▶ _Exercise prompt_
Report back each line of the records that contains the string "hưởng".
◇ ◇ ◇ ◇
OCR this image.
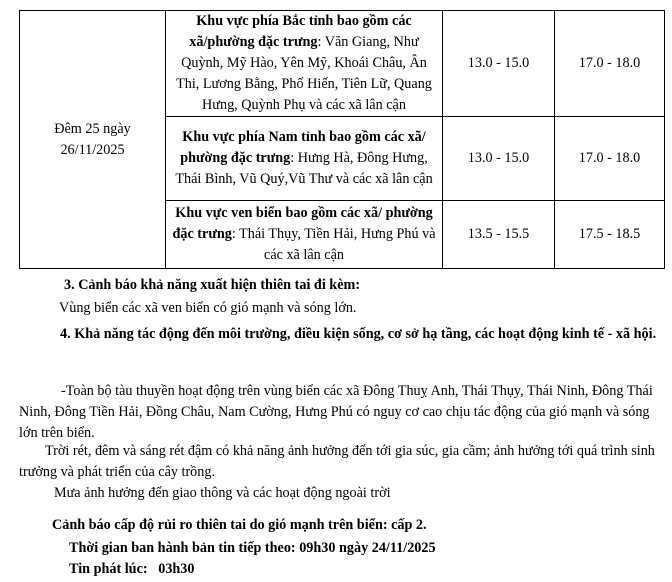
Đêm 25 ngày
26/11/2025	Khu vực phía Bắc tỉnh bao gồm các xã/phường đặc trưng: Văn Giang, Như Quỳnh, Mỹ Hào, Yên Mỹ, Khoái Châu, Ân Thi, Lương Bằng, Phố Hiến, Tiên Lữ, Quang Hưng, Quỳnh Phụ và các xã lân cận	13.0 - 15.0	17.0 - 18.0
	Khu vực phía Nam tỉnh bao gồm các xã/ phường đặc trưng: Hưng Hà, Đông Hưng, Thái Bình, Vũ Quý,Vũ Thư và các xã lân cận	13.0 - 15.0	17.0 - 18.0
	Khu vực ven biển bao gồm các xã/ phường đặc trưng: Thái Thụy, Tiền Hải, Hưng Phú và các xã lân cận	13.5 - 15.5	17.5 - 18.5
3. Cảnh báo khả năng xuất hiện thiên tai đi kèm:
Vùng biển các xã ven biển có gió mạnh và sóng lớn.
4. Khả năng tác động đến môi trường, điều kiện sống, cơ sở hạ tầng, các hoạt động kinh tế - xã hội.
-Toàn bộ tàu thuyền hoạt động trên vùng biển các xã Đông Thuỵ Anh, Thái Thụy, Thái Ninh, Đông Thái Ninh, Đông Tiền Hải, Đồng Châu, Nam Cường, Hưng Phú có nguy cơ cao chịu tác động của gió mạnh và sóng lớn trên biển.
Trời rét, đêm và sáng rét đậm có khả năng ảnh hưởng đến tới gia súc, gia cầm; ảnh hưởng tới quá trình sinh trưởng và phát triển của cây trồng.
Mưa ảnh hưởng đến giao thông và các hoạt động ngoài trời
Cảnh báo cấp độ rủi ro thiên tai do gió mạnh trên biển: cấp 2.
Thời gian ban hành bản tin tiếp theo: 09h30 ngày 24/11/2025
Tin phát lúc: 03h30
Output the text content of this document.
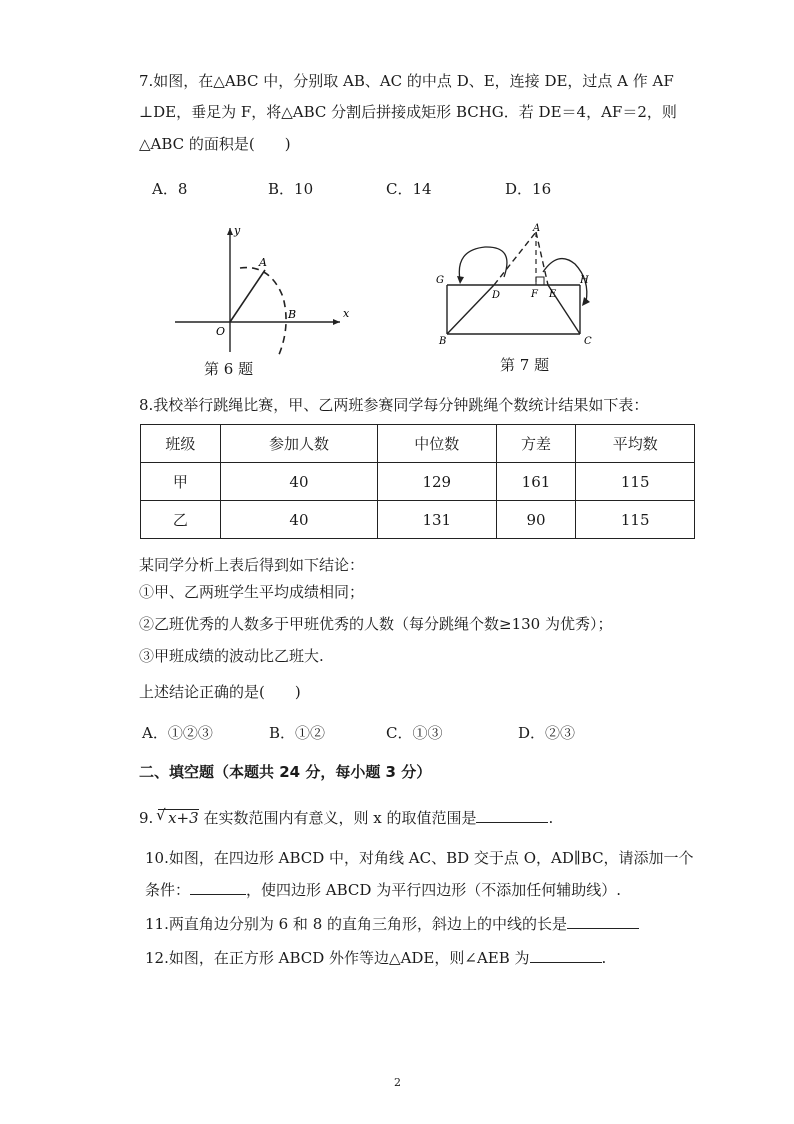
7.如图，在△ABC 中，分别取 AB、AC 的中点 D、E，连接 DE，过点 A 作 AF
⊥DE，垂足为 F，将△ABC 分割后拼接成矩形 BCHG．若 DE＝4，AF＝2，则
△ABC 的面积是(　　)
A．8	B．10	C．14	D．16
y
x
O
A
B
第 6 题
A
G	H
D	F E
B	C
第 7 题
8.我校举行跳绳比赛，甲、乙两班参赛同学每分钟跳绳个数统计结果如下表：
班级	参加人数	中位数	方差	平均数
甲	40	129	161	115
乙	40	131	90	115
某同学分析上表后得到如下结论：
①甲、乙两班学生平均成绩相同；
②乙班优秀的人数多于甲班优秀的人数（每分跳绳个数≥130 为优秀）；
③甲班成绩的波动比乙班大.
上述结论正确的是(　　)
A．①②③	B．①②	C．①③	D．②③
二、填空题（本题共 24 分，每小题 3 分）
9. √ x+3 在实数范围内有意义，则 x 的取值范围是	.
10.如图，在四边形 ABCD 中，对角线 AC、BD 交于点 O，AD∥BC，请添加一个
条件：	，使四边形 ABCD 为平行四边形（不添加任何辅助线）.
11.两直角边分别为 6 和 8 的直角三角形，斜边上的中线的长是
12.如图，在正方形 ABCD 外作等边△ADE，则∠AEB 为	.
2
◇ ◇ ◇ ◇
▶ _Response to this exercise_
Trời rét, đêm và sáng rét đậm có khả năng ảnh hưởng đến tới gia súc, gia cầm; ảnh hưởng tới quá trình sinh trưởng và phát triển của cây trồng.
Mưa ảnh hưởng đến giao thông và các hoạt động ngoài trời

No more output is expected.